Written task – Search the records for the word "Milieu" and pick out every line that has it.

Input for this task –
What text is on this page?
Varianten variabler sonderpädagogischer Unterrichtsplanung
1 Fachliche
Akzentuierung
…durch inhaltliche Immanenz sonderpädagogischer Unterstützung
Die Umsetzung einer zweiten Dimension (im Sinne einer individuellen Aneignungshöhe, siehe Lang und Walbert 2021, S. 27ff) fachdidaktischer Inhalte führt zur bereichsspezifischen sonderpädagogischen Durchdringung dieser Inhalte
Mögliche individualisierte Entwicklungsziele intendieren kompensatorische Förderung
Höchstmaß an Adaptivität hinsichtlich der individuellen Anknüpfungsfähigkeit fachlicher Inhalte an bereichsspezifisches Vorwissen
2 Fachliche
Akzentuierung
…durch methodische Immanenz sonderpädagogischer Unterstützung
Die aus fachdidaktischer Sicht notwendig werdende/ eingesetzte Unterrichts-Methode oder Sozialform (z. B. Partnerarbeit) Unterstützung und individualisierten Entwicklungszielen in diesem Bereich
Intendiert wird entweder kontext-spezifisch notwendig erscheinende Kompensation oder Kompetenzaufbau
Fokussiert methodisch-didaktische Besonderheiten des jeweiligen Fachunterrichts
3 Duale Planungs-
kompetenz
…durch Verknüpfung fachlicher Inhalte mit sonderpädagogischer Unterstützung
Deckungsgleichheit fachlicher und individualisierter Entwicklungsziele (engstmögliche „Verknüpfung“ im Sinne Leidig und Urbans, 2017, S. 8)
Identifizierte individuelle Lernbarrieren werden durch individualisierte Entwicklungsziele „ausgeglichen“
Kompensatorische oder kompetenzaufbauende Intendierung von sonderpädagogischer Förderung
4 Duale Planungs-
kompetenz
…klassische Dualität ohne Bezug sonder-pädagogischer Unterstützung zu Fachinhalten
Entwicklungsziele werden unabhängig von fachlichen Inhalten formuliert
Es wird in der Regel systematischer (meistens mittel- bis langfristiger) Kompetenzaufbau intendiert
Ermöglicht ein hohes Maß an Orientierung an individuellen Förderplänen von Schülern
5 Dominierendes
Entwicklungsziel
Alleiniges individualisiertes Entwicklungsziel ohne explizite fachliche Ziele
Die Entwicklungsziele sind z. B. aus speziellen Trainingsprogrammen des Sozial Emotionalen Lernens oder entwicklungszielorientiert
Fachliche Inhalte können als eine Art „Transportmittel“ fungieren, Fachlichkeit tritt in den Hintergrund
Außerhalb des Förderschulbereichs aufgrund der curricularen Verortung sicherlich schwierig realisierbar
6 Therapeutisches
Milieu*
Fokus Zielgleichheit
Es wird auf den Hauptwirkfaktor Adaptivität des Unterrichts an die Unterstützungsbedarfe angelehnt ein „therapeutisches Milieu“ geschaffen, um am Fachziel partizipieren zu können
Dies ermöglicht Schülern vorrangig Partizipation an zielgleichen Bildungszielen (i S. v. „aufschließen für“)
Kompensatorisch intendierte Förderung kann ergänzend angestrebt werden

Exercise response –
Milieu*
Es wird auf den Hauptwirkfaktor Adaptivität des Unterrichts an die Unterstützungsbedarfe angelehnt ein „therapeutisches Milieu“ geschaffen, um am Fachziel partizipieren zu können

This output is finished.